• SHORT TASK
Look through the lines below and extract each one that contains "영업이익".

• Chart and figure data
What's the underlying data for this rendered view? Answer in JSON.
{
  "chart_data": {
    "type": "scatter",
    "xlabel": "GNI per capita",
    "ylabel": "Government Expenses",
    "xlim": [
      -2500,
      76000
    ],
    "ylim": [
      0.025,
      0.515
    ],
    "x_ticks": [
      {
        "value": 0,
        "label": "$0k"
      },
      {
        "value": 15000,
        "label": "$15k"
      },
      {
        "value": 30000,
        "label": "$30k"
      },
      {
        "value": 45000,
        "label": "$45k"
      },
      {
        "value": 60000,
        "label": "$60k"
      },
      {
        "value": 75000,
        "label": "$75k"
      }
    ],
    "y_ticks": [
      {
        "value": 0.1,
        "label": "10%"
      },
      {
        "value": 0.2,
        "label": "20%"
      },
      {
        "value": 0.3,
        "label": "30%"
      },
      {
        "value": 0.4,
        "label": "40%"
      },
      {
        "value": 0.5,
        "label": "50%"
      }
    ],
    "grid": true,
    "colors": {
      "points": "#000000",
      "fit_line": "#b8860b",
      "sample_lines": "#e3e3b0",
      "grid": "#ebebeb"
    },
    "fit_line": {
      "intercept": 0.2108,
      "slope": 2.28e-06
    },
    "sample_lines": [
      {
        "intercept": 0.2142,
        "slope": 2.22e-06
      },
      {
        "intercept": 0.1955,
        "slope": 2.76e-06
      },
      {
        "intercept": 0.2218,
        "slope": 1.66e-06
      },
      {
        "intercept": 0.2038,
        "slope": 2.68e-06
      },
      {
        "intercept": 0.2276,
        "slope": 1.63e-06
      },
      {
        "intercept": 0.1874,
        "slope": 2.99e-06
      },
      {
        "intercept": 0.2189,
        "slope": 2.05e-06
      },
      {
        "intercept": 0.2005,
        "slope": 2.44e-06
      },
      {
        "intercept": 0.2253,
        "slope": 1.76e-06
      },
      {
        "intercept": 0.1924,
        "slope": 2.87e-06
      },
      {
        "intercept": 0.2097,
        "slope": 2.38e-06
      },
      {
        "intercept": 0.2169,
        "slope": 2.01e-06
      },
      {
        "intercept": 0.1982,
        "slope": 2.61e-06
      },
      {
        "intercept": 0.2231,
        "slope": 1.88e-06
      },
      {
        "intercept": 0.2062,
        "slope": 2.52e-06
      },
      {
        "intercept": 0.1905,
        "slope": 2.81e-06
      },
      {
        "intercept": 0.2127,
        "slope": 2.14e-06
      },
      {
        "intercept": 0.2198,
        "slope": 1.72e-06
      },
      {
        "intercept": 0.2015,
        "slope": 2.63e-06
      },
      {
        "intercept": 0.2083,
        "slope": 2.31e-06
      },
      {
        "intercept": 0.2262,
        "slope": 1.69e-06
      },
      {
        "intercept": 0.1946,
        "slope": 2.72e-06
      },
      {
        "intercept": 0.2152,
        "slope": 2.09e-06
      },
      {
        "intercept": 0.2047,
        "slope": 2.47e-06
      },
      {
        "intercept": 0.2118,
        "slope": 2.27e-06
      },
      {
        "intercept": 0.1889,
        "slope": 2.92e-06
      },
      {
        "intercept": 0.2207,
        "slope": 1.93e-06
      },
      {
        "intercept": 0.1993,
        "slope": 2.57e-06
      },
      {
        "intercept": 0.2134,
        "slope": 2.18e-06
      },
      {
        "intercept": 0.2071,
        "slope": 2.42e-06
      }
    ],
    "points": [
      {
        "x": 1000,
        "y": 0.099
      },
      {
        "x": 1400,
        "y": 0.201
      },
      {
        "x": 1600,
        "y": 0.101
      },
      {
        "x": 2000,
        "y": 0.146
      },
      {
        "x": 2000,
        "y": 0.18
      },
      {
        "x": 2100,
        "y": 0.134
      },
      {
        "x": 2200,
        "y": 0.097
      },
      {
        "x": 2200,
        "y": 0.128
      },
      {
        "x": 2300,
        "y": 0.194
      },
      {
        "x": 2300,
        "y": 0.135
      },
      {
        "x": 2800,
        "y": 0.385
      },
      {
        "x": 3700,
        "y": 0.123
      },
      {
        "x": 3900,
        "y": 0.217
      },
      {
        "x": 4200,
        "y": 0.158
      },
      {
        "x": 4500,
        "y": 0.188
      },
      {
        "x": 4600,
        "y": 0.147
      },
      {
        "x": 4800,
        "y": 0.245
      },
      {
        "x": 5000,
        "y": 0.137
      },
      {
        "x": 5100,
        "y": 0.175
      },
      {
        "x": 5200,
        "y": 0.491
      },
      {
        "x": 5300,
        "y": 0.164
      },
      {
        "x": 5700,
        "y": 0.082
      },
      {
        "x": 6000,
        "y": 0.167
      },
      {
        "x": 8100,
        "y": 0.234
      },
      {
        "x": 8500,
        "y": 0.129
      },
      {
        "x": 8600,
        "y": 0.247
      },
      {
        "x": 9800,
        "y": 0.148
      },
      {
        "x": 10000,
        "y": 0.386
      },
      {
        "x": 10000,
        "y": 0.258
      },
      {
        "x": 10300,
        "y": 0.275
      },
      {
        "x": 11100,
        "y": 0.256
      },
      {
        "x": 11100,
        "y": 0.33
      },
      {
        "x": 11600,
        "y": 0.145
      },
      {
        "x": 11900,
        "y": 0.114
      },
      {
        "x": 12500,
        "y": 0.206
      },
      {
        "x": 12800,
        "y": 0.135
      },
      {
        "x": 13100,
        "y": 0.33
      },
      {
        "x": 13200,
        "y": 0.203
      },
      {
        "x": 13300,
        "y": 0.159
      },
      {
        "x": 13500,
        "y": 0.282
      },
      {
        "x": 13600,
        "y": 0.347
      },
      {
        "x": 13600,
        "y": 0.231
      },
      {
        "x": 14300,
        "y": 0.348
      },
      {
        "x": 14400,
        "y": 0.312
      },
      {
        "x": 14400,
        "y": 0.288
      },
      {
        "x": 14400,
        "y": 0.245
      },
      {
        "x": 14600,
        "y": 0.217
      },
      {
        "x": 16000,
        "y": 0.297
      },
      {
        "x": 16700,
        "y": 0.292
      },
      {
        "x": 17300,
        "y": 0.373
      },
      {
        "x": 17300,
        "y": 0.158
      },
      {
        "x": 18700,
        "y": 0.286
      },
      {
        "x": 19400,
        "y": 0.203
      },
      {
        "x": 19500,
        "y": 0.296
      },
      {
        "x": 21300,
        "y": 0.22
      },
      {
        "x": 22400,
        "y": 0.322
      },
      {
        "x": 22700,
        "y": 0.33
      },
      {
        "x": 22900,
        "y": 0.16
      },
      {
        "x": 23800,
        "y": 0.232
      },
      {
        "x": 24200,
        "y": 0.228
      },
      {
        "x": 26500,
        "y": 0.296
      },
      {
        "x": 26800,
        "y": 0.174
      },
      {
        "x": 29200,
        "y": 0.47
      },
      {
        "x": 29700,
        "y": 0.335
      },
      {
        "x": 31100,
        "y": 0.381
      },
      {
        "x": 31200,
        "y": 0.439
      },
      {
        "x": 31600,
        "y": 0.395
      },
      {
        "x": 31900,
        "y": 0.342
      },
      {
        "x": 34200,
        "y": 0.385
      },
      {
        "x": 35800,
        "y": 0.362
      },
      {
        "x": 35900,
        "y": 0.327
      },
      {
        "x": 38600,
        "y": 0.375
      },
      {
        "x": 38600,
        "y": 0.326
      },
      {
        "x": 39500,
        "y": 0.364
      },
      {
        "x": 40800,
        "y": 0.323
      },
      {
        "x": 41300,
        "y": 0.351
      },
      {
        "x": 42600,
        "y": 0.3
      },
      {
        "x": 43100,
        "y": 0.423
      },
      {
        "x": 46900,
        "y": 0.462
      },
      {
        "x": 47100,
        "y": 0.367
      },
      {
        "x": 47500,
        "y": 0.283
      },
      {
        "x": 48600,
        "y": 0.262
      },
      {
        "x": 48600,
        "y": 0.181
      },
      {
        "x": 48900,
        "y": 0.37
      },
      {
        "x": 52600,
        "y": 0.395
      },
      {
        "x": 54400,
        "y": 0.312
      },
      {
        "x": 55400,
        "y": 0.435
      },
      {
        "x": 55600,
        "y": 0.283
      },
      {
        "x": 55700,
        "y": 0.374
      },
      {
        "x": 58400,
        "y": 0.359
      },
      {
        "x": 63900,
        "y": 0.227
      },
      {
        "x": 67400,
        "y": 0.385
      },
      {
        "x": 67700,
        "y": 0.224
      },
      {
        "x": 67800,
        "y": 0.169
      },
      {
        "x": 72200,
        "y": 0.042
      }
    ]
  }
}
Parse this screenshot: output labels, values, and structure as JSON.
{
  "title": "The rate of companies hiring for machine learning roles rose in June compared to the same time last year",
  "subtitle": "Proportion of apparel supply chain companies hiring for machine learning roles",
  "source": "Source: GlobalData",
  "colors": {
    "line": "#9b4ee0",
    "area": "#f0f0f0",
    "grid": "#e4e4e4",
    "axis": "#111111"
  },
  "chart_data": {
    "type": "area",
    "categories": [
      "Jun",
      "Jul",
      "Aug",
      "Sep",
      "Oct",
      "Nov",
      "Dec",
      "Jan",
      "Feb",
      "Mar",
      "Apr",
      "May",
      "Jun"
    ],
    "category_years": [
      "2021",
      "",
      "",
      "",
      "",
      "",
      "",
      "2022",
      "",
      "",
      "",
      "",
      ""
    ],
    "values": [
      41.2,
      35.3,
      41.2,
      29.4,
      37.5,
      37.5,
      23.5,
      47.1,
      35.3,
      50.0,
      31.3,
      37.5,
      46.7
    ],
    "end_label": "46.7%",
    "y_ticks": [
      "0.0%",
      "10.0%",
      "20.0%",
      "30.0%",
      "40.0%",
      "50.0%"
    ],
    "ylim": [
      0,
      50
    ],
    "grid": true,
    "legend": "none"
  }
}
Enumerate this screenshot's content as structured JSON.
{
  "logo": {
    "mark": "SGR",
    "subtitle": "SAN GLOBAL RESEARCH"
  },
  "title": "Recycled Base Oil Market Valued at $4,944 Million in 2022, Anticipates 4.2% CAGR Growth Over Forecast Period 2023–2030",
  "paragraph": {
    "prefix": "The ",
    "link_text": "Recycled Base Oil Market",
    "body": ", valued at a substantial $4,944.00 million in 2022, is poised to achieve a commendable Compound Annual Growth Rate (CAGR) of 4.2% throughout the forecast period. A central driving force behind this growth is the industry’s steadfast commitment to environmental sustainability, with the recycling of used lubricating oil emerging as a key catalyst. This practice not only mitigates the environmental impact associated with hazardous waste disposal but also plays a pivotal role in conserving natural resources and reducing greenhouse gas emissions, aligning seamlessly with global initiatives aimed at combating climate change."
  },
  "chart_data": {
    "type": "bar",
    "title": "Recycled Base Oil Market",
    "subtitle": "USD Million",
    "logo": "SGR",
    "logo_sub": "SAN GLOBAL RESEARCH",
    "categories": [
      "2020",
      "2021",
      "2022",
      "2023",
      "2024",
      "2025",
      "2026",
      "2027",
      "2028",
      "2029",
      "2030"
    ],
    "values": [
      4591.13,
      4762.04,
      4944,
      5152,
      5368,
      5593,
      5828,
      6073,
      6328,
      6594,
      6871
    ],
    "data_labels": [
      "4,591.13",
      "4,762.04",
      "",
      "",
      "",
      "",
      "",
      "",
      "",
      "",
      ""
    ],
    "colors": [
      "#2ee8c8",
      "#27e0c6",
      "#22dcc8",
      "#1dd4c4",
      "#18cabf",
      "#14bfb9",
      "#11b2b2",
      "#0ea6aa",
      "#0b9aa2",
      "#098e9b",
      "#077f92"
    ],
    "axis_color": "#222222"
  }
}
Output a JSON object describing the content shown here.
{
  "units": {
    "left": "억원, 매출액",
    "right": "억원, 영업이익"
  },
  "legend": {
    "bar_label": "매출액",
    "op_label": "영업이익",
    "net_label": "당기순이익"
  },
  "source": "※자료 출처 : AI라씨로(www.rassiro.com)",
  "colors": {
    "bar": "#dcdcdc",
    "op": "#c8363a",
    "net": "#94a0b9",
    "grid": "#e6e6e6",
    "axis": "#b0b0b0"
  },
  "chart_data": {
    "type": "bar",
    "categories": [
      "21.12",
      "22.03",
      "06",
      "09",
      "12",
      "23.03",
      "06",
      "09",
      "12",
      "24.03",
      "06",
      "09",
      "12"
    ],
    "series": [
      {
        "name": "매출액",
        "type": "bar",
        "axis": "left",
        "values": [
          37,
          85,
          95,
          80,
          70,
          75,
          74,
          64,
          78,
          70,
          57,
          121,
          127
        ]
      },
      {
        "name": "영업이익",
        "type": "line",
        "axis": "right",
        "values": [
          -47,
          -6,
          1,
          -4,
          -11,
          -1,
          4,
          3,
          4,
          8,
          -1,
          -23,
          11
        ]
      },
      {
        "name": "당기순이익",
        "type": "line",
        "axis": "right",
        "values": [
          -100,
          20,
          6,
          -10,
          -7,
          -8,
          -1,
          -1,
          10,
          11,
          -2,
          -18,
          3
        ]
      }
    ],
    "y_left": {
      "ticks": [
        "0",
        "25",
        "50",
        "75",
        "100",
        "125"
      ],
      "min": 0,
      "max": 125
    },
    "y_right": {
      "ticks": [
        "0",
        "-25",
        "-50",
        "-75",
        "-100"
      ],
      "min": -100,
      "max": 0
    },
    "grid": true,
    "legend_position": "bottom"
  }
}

• RESULT OF THIS EXERCISE
    "right": "억원, 영업이익"
    "op_label": "영업이익",
        "name": "영업이익",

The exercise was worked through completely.